* **Given passage**:
%%

That's really helpful, Lenny, I will go check all that. I am on linked in as it happens. I will also think of a fiendish security question. Interestingly, mcafee found and removed a trojan this morning - might that have been the culprit and if so is it dealt with? And yes, eventually the emails showed in my sent folder but not for a couple of hours.


----------



## Lenny (May 14, 2013)

Well if you haven't changed your LinkedIn password etc. recently, I'd do so now. The same with your AOL account, seeing as the sent e-mails showed up in your sent folder.

The trojan may have been the culprit, but you don't want to put your feet up - account security is one of those infuriating things that should never be pushed to the back of the mind. It's safest to think that we'll never not be under attack. Constant vigilance, and all that.

---

_I did have this as an edit at the end of my first post, but I'll put it here instead._

If you do decide to go for a new e-mail service (and of course, I'd recommend Gmail), try and find one that lets you turn on Two-Factor Authentication - it's a security method by which you need a uniquely generated key as well as your password before you can log on. It can be sent via SMS, or generated by an app on a smartphone, and adds an extra level of security (even if the attacker manages to guess your password, the odds of them also guessing a six-plus digit code are cosmic). Usually, you'll be given the option to save a device as trusted, meaning you only need to log in with two-factor authentication on that device one. If you log in on a different computer (at work, say), then the service can work out that you're on a different device and it will make you log in with Two-Factor Authentication.

%%

* **Dataset records**:

%%

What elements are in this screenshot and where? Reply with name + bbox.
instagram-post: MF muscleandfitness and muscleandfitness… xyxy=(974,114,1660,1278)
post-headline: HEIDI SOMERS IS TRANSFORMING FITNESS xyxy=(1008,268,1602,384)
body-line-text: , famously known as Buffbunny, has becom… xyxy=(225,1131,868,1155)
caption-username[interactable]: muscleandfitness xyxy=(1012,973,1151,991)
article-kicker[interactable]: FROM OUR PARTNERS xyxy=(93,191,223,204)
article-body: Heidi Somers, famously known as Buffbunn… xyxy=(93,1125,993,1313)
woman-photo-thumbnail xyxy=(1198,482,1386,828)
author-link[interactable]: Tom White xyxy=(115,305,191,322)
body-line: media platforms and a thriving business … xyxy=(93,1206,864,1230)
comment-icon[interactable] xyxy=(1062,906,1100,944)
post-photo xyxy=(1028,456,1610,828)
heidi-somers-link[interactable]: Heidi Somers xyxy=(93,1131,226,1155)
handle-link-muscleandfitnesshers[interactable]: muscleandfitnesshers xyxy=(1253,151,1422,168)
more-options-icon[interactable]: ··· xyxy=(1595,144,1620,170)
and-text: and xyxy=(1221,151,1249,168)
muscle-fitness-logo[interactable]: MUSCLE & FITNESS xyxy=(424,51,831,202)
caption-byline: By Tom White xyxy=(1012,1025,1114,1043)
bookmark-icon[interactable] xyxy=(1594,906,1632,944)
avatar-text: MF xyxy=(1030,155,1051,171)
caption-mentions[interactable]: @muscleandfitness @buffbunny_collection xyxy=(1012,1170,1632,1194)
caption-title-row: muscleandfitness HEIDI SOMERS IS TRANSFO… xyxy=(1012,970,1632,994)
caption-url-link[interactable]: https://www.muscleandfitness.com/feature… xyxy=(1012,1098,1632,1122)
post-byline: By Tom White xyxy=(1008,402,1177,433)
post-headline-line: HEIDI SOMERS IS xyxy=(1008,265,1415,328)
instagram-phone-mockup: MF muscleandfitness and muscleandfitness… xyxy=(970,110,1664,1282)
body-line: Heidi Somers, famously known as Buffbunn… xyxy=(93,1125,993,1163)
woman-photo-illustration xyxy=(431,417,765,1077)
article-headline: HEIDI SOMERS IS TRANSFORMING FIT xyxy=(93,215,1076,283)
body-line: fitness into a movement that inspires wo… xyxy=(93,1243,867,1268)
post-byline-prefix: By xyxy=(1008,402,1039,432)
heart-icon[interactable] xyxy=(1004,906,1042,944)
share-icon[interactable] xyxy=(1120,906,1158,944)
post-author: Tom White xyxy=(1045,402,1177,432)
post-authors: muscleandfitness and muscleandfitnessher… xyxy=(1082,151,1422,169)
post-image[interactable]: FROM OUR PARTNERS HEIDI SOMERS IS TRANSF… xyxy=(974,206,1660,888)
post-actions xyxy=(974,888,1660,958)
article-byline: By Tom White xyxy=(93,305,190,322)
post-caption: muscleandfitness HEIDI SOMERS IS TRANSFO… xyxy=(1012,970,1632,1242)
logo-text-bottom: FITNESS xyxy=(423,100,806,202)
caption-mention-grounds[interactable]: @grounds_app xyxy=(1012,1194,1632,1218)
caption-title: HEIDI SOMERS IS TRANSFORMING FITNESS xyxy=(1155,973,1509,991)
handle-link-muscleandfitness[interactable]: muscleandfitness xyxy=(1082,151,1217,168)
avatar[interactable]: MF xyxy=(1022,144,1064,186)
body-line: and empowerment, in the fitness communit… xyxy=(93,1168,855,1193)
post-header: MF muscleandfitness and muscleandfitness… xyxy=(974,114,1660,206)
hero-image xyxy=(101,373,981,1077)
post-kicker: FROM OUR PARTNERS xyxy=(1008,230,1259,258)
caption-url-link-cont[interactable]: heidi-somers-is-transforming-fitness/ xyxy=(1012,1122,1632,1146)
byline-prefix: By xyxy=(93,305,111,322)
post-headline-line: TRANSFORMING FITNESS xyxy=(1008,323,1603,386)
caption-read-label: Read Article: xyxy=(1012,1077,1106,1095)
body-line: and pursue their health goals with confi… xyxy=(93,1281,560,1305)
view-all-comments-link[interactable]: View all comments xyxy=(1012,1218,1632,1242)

%%

* **Exercise 1**: In the account security thread, what two ways of getting the uniquely generated key for Two-Factor Authentication are mentioned?
* **Exercise 2**: Name every company, software product, or online service that the account security thread mentions by name.
* **Exercise 3**: Carry the account security thread forward from its final sentence.
The listing has no connection to the account security thread.

* **Output 1**: The key can be sent via SMS or generated by an app on a smartphone.

* **Output 2**: mcafee, LinkedIn, AOL, Gmail

* **Output 3**:
It's something that wouldn't hurt to enable on other accounts that allow it (Dropbox and Facebook, for example).


----------



## Jo Zebedee (May 14, 2013)

I have changed my password twice - i will go do linked in now and, although I can't change the password qs I canchange who I base the answers on. Ty! You're fab.


----------



## Montero (May 16, 2013)

Lenny said:


> It's unlikely, however, as attackers have moved onto using flaws in JavaScript to run code that takes advantage of modern browser behaviour (the average person, particularly younger generations, will have a lot of tabs open that require you to be signed into a service. It's not hard to write a bit of code that automatically posts something to Facebook or Twitter, or sends an e-mail. All the attacker needs to do is assume that who they are attacking has those tabs open and is logged in).



So it is not just tabs open?  It is logged in too?  Just wondering why having tabs open is a security risk (given as I do it).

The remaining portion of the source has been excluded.